-- DATA FOR THE TASK --
-------

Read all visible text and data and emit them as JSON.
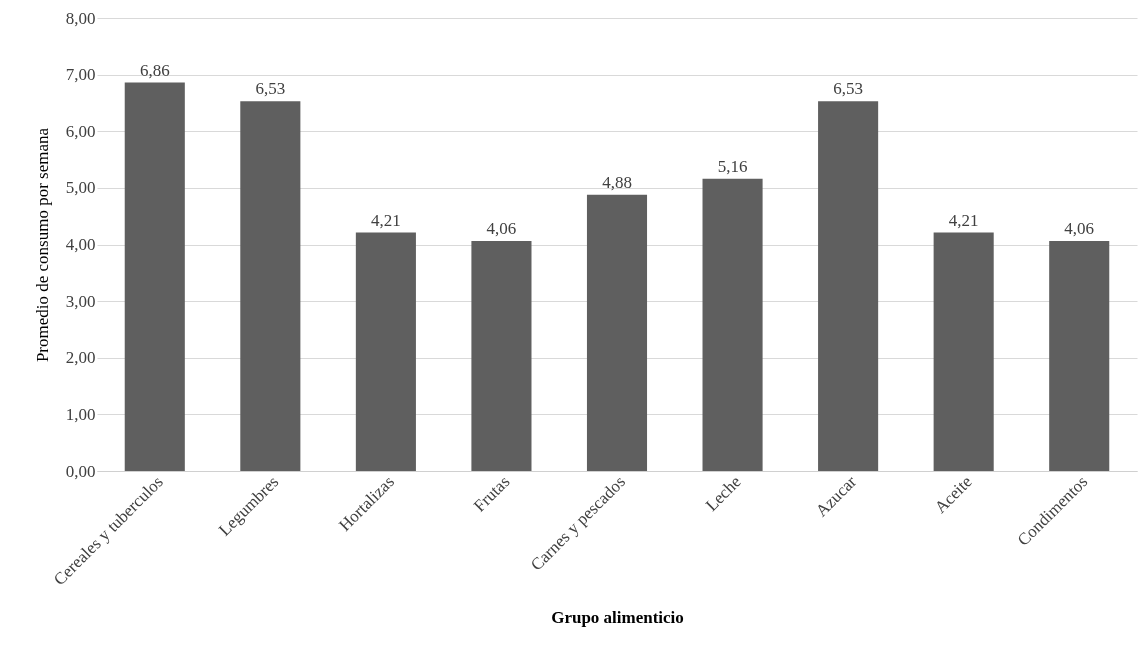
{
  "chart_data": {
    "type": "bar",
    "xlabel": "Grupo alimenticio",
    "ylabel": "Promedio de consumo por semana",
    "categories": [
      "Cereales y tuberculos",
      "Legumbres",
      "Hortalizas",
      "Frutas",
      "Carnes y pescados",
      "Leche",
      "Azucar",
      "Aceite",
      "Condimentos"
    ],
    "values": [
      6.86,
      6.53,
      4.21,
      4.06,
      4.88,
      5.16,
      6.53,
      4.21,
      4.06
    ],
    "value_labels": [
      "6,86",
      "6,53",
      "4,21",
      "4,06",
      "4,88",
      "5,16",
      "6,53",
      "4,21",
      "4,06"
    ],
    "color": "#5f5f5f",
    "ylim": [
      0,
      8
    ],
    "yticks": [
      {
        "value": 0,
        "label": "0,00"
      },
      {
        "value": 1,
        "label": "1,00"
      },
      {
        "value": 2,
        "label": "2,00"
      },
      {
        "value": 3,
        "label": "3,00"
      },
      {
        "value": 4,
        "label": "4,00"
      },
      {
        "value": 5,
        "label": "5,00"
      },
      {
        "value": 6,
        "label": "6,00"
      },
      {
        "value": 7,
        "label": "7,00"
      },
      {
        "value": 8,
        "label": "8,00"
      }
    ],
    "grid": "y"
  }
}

-------

-- WRITTEN REQUEST --
Quote the material in full and exactly; do not carry over its pictures.

-- RESPONSE FOR THIS EXERCISE --
Read all visible text and data and emit them as JSON.
{
  "chart_data": {
    "type": "bar",
    "xlabel": "Grupo alimenticio",
    "ylabel": "Promedio de consumo por semana",
    "categories": [
      "Cereales y tuberculos",
      "Legumbres",
      "Hortalizas",
      "Frutas",
      "Carnes y pescados",
      "Leche",
      "Azucar",
      "Aceite",
      "Condimentos"
    ],
    "values": [
      6.86,
      6.53,
      4.21,
      4.06,
      4.88,
      5.16,
      6.53,
      4.21,
      4.06
    ],
    "value_labels": [
      "6,86",
      "6,53",
      "4,21",
      "4,06",
      "4,88",
      "5,16",
      "6,53",
      "4,21",
      "4,06"
    ],
    "color": "#5f5f5f",
    "ylim": [
      0,
      8
    ],
    "yticks": [
      {
        "value": 0,
        "label": "0,00"
      },
      {
        "value": 1,
        "label": "1,00"
      },
      {
        "value": 2,
        "label": "2,00"
      },
      {
        "value": 3,
        "label": "3,00"
      },
      {
        "value": 4,
        "label": "4,00"
      },
      {
        "value": 5,
        "label": "5,00"
      },
      {
        "value": 6,
        "label": "6,00"
      },
      {
        "value": 7,
        "label": "7,00"
      },
      {
        "value": 8,
        "label": "8,00"
      }
    ],
    "grid": "y"
  }
}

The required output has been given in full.